Write out the full set of records exactly. Any pictures in them do not belong in the copy.

(Figure record listings)
━━━━

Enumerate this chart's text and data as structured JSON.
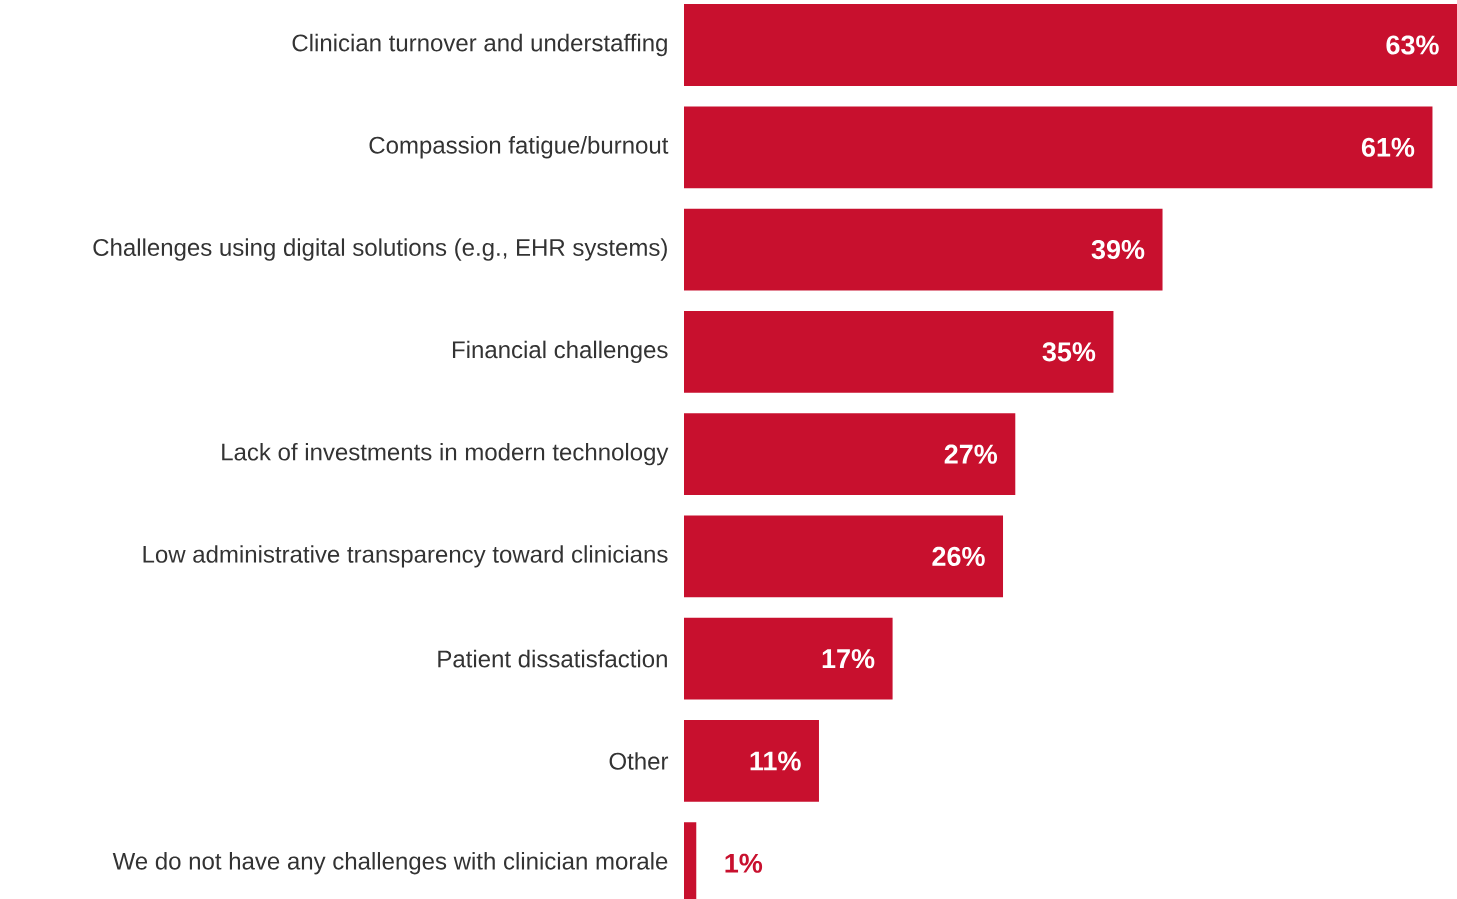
{
  "chart_data": {
    "type": "bar",
    "orientation": "horizontal",
    "color": "#c8102e",
    "categories": [
      "Clinician turnover and understaffing",
      "Compassion fatigue/burnout",
      "Challenges using digital solutions (e.g., EHR systems)",
      "Financial challenges",
      "Lack of investments in modern technology",
      "Low administrative transparency toward clinicians",
      "Patient dissatisfaction",
      "Other",
      "We do not have any challenges with clinician morale"
    ],
    "values": [
      63,
      61,
      39,
      35,
      27,
      26,
      17,
      11,
      1
    ],
    "value_labels": [
      "63%",
      "61%",
      "39%",
      "35%",
      "27%",
      "26%",
      "17%",
      "11%",
      "1%"
    ]
  }
}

━━━━

> _Exercise solution_:
Enumerate this chart's text and data as structured JSON.
{
  "chart_data": {
    "type": "bar",
    "orientation": "horizontal",
    "color": "#c8102e",
    "categories": [
      "Clinician turnover and understaffing",
      "Compassion fatigue/burnout",
      "Challenges using digital solutions (e.g., EHR systems)",
      "Financial challenges",
      "Lack of investments in modern technology",
      "Low administrative transparency toward clinicians",
      "Patient dissatisfaction",
      "Other",
      "We do not have any challenges with clinician morale"
    ],
    "values": [
      63,
      61,
      39,
      35,
      27,
      26,
      17,
      11,
      1
    ],
    "value_labels": [
      "63%",
      "61%",
      "39%",
      "35%",
      "27%",
      "26%",
      "17%",
      "11%",
      "1%"
    ]
  }
}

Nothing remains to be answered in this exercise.